[Recorded data]
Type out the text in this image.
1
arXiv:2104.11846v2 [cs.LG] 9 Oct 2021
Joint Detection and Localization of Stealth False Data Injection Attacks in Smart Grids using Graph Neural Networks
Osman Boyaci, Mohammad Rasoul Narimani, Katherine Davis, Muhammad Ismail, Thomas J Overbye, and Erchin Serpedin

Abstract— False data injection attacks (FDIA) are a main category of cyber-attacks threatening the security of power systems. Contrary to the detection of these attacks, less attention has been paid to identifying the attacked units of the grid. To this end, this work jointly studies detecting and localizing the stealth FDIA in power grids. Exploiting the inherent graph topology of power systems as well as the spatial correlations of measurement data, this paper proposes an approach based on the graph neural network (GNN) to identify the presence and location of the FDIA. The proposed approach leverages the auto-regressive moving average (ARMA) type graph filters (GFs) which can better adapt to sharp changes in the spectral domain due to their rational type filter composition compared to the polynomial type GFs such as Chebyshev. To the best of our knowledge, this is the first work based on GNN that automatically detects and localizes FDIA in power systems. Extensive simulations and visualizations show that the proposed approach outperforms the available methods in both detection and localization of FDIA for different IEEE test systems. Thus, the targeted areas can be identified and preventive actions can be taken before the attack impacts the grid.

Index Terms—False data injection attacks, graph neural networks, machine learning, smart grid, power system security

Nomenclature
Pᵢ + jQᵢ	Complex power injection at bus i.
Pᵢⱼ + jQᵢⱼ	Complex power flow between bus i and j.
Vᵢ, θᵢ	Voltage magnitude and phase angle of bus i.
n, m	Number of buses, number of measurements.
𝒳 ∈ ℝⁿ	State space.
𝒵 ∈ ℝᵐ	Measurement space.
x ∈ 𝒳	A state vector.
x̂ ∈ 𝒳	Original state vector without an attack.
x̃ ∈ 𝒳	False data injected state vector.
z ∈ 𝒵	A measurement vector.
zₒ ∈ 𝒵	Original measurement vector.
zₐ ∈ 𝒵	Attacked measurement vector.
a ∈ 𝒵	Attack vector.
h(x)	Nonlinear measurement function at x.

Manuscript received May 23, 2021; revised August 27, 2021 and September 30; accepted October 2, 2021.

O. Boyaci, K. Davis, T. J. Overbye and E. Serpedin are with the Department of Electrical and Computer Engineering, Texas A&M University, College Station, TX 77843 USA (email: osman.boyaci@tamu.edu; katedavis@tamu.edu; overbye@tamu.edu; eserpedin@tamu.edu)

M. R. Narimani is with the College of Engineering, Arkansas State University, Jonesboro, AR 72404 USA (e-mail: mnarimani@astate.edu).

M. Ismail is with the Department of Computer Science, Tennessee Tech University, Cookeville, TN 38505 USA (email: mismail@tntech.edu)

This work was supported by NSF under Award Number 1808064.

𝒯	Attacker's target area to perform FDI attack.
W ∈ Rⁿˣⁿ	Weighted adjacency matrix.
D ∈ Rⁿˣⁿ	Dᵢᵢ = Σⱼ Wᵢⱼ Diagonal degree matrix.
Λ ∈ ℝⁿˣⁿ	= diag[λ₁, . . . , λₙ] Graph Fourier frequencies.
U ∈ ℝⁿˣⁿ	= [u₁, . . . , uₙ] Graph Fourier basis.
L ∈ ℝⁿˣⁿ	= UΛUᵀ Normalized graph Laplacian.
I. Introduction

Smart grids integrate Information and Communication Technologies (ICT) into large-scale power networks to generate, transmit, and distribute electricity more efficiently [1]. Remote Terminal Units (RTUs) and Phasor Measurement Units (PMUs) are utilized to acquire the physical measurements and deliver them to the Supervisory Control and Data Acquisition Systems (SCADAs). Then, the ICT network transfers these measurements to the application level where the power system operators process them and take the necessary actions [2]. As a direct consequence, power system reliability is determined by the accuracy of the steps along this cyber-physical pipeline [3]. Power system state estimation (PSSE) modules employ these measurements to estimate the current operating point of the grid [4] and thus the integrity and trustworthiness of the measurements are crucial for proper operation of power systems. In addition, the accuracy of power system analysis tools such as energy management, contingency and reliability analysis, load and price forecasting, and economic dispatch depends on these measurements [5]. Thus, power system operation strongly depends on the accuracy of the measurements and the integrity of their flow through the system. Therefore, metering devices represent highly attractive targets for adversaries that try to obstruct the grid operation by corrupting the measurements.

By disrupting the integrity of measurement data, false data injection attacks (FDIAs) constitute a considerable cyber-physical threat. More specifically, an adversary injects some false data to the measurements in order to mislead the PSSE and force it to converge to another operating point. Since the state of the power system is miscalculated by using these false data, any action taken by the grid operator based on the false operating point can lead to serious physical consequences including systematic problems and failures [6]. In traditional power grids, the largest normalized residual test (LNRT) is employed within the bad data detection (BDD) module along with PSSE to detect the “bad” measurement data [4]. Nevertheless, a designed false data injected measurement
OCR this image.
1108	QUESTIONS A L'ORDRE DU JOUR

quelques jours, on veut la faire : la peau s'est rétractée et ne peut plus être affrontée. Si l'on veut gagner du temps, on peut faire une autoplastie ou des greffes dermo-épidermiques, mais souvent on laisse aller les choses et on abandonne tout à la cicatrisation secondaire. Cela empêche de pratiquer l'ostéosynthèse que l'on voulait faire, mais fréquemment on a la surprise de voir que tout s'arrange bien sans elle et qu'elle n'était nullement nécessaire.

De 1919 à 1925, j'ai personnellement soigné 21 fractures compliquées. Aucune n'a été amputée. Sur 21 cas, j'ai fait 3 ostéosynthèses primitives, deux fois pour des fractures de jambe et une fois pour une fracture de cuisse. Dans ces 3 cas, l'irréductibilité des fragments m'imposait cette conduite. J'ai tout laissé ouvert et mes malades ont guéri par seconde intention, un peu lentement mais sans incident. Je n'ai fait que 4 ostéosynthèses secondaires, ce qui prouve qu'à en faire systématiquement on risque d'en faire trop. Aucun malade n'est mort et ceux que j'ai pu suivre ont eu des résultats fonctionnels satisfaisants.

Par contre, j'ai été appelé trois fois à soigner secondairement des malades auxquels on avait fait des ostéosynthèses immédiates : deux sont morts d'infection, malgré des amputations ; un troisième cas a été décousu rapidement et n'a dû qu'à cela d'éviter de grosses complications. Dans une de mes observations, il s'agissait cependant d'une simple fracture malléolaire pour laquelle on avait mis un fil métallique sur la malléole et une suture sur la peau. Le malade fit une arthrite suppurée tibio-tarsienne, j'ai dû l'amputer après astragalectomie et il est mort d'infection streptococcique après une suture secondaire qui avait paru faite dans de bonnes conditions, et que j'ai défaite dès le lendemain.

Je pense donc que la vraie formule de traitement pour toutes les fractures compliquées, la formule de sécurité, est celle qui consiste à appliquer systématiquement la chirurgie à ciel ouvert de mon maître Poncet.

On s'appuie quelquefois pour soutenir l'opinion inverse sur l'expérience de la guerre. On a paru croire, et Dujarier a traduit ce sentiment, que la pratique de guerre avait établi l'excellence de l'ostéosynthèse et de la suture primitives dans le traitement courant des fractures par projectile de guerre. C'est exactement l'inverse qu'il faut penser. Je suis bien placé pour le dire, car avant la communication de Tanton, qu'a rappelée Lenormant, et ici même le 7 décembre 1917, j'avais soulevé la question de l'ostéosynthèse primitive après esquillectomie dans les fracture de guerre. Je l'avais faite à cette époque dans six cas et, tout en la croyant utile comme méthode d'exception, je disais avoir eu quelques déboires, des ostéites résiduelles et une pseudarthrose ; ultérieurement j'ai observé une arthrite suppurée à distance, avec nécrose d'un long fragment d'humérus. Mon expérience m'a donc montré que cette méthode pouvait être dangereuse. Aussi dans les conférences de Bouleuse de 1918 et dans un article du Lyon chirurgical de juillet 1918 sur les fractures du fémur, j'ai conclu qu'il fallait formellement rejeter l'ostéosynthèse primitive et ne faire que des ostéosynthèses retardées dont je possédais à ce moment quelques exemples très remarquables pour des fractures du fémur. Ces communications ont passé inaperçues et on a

Instructions to follow = In the records above, find each line that holds the word "Original"; copy all such lines.

Result of this exercise =
x̂ ∈ 𝒳	Original state vector without an attack.
zₒ ∈ 𝒵	Original measurement vector.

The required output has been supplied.